Leave out the pictures and copy every record exactly.

————————

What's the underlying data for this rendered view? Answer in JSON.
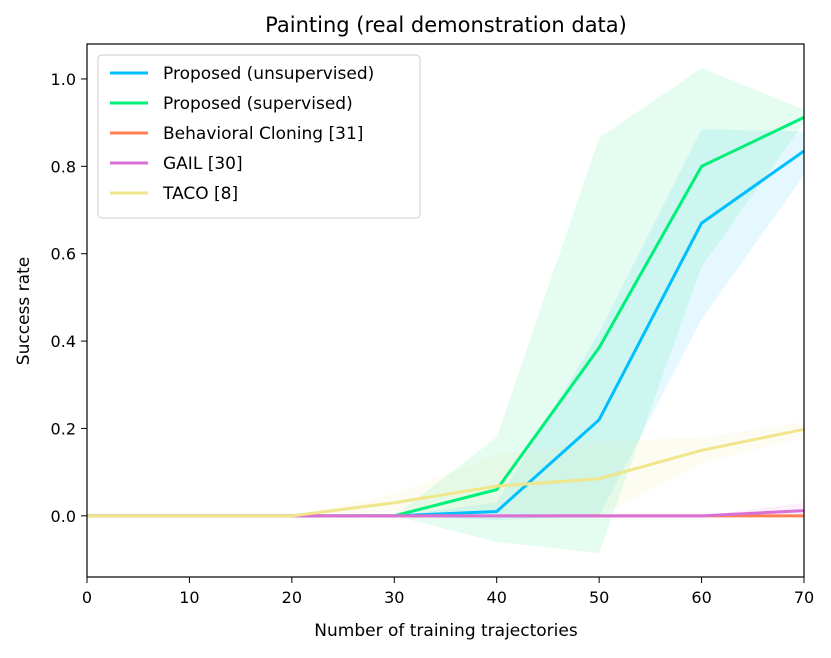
{
  "chart_data": {
    "type": "line",
    "title": "Painting (real demonstration data)",
    "xlabel": "Number of training trajectories",
    "ylabel": "Success rate",
    "xlim": [
      0,
      70
    ],
    "ylim": [
      -0.14,
      1.08
    ],
    "x_ticks": [
      "0",
      "10",
      "20",
      "30",
      "40",
      "50",
      "60",
      "70"
    ],
    "x_tick_values": [
      0,
      10,
      20,
      30,
      40,
      50,
      60,
      70
    ],
    "y_ticks": [
      "0.0",
      "0.2",
      "0.4",
      "0.6",
      "0.8",
      "1.0"
    ],
    "y_tick_values": [
      0,
      0.2,
      0.4,
      0.6,
      0.8,
      1.0
    ],
    "grid": false,
    "legend_position": "top-left",
    "x": [
      0,
      10,
      20,
      30,
      40,
      50,
      60,
      70
    ],
    "series": [
      {
        "name": "Proposed (unsupervised)",
        "color": "#00bfff",
        "values": [
          0,
          0,
          0,
          0,
          0.01,
          0.22,
          0.67,
          0.835
        ],
        "band_lower": [
          0,
          0,
          0,
          0,
          -0.01,
          0.0,
          0.45,
          0.78
        ],
        "band_upper": [
          0,
          0,
          0,
          0,
          0.03,
          0.42,
          0.885,
          0.88
        ]
      },
      {
        "name": "Proposed (supervised)",
        "color": "#00f07a",
        "values": [
          0,
          0,
          0,
          0,
          0.06,
          0.385,
          0.8,
          0.912
        ],
        "band_lower": [
          0,
          0,
          0,
          0,
          -0.06,
          -0.085,
          0.57,
          0.9
        ],
        "band_upper": [
          0,
          0,
          0,
          0,
          0.18,
          0.865,
          1.025,
          0.93
        ]
      },
      {
        "name": "Behavioral Cloning [31]",
        "color": "#ff7f50",
        "values": [
          0,
          0,
          0,
          0,
          0,
          0,
          0,
          0
        ],
        "band_lower": [
          0,
          0,
          0,
          0,
          0,
          0,
          0,
          0
        ],
        "band_upper": [
          0,
          0,
          0,
          0,
          0,
          0,
          0,
          0
        ]
      },
      {
        "name": "GAIL [30]",
        "color": "#da70d6",
        "values": [
          0,
          0,
          0,
          0,
          0,
          0,
          0,
          0.012
        ],
        "band_lower": [
          0,
          0,
          0,
          0,
          0,
          0,
          0,
          -0.005
        ],
        "band_upper": [
          0,
          0,
          0,
          0,
          0,
          0,
          0,
          0.03
        ]
      },
      {
        "name": "TACO [8]",
        "color": "#f0e68c",
        "values": [
          0,
          0,
          0,
          0.03,
          0.068,
          0.085,
          0.15,
          0.198
        ],
        "band_lower": [
          0,
          0,
          0,
          0.01,
          0.01,
          0.0,
          0.12,
          0.18
        ],
        "band_upper": [
          0,
          0,
          0,
          0.05,
          0.14,
          0.17,
          0.18,
          0.215
        ]
      }
    ]
  }
}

————————

→ **RESULT BELOW**
What's the underlying data for this rendered view? Answer in JSON.
{
  "chart_data": {
    "type": "line",
    "title": "Painting (real demonstration data)",
    "xlabel": "Number of training trajectories",
    "ylabel": "Success rate",
    "xlim": [
      0,
      70
    ],
    "ylim": [
      -0.14,
      1.08
    ],
    "x_ticks": [
      "0",
      "10",
      "20",
      "30",
      "40",
      "50",
      "60",
      "70"
    ],
    "x_tick_values": [
      0,
      10,
      20,
      30,
      40,
      50,
      60,
      70
    ],
    "y_ticks": [
      "0.0",
      "0.2",
      "0.4",
      "0.6",
      "0.8",
      "1.0"
    ],
    "y_tick_values": [
      0,
      0.2,
      0.4,
      0.6,
      0.8,
      1.0
    ],
    "grid": false,
    "legend_position": "top-left",
    "x": [
      0,
      10,
      20,
      30,
      40,
      50,
      60,
      70
    ],
    "series": [
      {
        "name": "Proposed (unsupervised)",
        "color": "#00bfff",
        "values": [
          0,
          0,
          0,
          0,
          0.01,
          0.22,
          0.67,
          0.835
        ],
        "band_lower": [
          0,
          0,
          0,
          0,
          -0.01,
          0.0,
          0.45,
          0.78
        ],
        "band_upper": [
          0,
          0,
          0,
          0,
          0.03,
          0.42,
          0.885,
          0.88
        ]
      },
      {
        "name": "Proposed (supervised)",
        "color": "#00f07a",
        "values": [
          0,
          0,
          0,
          0,
          0.06,
          0.385,
          0.8,
          0.912
        ],
        "band_lower": [
          0,
          0,
          0,
          0,
          -0.06,
          -0.085,
          0.57,
          0.9
        ],
        "band_upper": [
          0,
          0,
          0,
          0,
          0.18,
          0.865,
          1.025,
          0.93
        ]
      },
      {
        "name": "Behavioral Cloning [31]",
        "color": "#ff7f50",
        "values": [
          0,
          0,
          0,
          0,
          0,
          0,
          0,
          0
        ],
        "band_lower": [
          0,
          0,
          0,
          0,
          0,
          0,
          0,
          0
        ],
        "band_upper": [
          0,
          0,
          0,
          0,
          0,
          0,
          0,
          0
        ]
      },
      {
        "name": "GAIL [30]",
        "color": "#da70d6",
        "values": [
          0,
          0,
          0,
          0,
          0,
          0,
          0,
          0.012
        ],
        "band_lower": [
          0,
          0,
          0,
          0,
          0,
          0,
          0,
          -0.005
        ],
        "band_upper": [
          0,
          0,
          0,
          0,
          0,
          0,
          0,
          0.03
        ]
      },
      {
        "name": "TACO [8]",
        "color": "#f0e68c",
        "values": [
          0,
          0,
          0,
          0.03,
          0.068,
          0.085,
          0.15,
          0.198
        ],
        "band_lower": [
          0,
          0,
          0,
          0.01,
          0.01,
          0.0,
          0.12,
          0.18
        ],
        "band_upper": [
          0,
          0,
          0,
          0.05,
          0.14,
          0.17,
          0.18,
          0.215
        ]
      }
    ]
  }
}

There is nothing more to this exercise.